▸ YOUR INSTRUCTIONS
Take every line that has the string "JSON" and copy it out.

▸ DATA ROWS
○ ○ ○ ○ ○ ○ ○
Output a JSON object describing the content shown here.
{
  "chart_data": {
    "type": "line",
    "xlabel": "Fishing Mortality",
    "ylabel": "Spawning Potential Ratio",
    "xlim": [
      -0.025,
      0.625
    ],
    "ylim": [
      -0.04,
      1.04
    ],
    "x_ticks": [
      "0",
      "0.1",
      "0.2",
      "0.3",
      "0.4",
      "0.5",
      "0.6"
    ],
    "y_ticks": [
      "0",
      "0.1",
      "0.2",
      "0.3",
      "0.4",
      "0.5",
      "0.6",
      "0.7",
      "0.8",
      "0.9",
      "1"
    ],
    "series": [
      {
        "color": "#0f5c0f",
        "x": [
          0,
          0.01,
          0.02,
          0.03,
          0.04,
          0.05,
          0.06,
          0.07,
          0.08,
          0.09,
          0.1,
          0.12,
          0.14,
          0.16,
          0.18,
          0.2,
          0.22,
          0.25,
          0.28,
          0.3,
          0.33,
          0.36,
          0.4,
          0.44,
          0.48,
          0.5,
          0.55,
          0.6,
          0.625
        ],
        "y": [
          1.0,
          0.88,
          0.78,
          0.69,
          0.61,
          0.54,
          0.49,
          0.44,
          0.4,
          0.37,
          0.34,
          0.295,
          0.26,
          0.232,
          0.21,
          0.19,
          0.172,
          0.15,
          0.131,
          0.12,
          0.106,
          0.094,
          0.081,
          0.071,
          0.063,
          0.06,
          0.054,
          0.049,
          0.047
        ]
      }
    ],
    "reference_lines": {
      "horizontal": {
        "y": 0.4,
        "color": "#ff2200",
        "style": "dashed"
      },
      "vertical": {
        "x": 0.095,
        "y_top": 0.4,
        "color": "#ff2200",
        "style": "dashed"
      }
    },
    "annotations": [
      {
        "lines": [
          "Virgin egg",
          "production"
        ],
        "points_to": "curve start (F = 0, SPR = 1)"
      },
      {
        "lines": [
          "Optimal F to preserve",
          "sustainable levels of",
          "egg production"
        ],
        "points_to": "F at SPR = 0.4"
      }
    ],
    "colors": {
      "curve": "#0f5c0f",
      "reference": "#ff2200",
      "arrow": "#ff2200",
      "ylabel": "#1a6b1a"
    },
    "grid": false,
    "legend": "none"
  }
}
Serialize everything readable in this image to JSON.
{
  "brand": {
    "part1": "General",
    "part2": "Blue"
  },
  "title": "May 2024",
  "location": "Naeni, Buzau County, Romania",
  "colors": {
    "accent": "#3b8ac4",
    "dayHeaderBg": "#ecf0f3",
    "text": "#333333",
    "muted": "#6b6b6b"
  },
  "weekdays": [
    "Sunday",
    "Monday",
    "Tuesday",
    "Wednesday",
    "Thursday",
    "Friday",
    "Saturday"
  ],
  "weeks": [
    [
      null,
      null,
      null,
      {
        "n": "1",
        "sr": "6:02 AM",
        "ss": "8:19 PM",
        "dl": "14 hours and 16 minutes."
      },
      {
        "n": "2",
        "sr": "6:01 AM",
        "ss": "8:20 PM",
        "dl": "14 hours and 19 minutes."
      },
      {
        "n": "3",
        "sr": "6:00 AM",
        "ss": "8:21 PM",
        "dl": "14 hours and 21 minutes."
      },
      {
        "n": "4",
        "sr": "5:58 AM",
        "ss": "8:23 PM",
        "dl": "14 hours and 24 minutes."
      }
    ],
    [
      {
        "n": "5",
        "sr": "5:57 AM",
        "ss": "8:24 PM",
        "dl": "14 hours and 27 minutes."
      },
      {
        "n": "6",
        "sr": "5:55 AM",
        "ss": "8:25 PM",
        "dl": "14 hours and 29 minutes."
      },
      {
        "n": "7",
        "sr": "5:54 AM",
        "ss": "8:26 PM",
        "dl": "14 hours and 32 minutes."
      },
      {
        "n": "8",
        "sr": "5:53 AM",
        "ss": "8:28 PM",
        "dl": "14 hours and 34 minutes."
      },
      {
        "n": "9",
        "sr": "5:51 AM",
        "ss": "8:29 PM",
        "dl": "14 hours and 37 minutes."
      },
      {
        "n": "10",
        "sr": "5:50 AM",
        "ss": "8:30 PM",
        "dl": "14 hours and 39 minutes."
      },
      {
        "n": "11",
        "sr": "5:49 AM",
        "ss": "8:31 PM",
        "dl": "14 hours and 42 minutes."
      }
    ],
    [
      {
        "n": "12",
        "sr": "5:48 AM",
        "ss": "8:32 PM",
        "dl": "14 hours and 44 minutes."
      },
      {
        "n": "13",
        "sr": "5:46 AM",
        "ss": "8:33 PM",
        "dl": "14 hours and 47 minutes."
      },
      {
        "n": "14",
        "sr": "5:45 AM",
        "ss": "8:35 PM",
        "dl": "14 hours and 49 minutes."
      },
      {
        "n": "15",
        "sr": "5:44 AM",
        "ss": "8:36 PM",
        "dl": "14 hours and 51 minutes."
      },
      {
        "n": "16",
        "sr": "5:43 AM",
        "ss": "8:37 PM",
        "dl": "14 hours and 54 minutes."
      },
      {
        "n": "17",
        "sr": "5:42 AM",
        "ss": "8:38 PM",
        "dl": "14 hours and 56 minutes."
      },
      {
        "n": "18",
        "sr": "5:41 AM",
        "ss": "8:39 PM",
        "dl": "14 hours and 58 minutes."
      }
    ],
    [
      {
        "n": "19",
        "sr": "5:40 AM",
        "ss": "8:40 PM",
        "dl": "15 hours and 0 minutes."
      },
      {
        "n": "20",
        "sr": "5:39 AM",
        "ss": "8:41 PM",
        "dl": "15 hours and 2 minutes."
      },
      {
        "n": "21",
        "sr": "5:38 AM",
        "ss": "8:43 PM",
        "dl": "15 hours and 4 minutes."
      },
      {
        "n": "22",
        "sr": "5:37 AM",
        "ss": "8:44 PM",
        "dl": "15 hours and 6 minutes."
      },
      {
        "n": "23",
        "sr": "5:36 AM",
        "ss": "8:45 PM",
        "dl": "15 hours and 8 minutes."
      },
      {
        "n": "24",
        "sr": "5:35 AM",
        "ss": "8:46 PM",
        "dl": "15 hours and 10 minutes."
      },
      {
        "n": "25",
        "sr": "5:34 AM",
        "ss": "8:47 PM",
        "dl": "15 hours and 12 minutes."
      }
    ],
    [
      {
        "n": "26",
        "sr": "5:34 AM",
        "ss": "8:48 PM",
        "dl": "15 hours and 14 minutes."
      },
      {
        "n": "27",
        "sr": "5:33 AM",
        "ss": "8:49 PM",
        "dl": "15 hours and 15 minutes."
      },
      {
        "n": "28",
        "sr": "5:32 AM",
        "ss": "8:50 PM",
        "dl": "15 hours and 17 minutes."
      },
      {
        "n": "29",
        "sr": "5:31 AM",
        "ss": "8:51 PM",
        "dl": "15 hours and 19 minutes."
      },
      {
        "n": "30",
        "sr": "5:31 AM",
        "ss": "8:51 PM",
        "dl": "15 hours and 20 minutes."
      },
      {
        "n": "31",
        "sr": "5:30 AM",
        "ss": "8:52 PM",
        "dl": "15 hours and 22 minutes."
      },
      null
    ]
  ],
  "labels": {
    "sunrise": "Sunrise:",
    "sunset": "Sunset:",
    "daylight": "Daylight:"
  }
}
○ ○ ○ ○ ○ ○ ○
▸ ANSWER IN FULL
Output a JSON object describing the content shown here.
Serialize everything readable in this image to JSON.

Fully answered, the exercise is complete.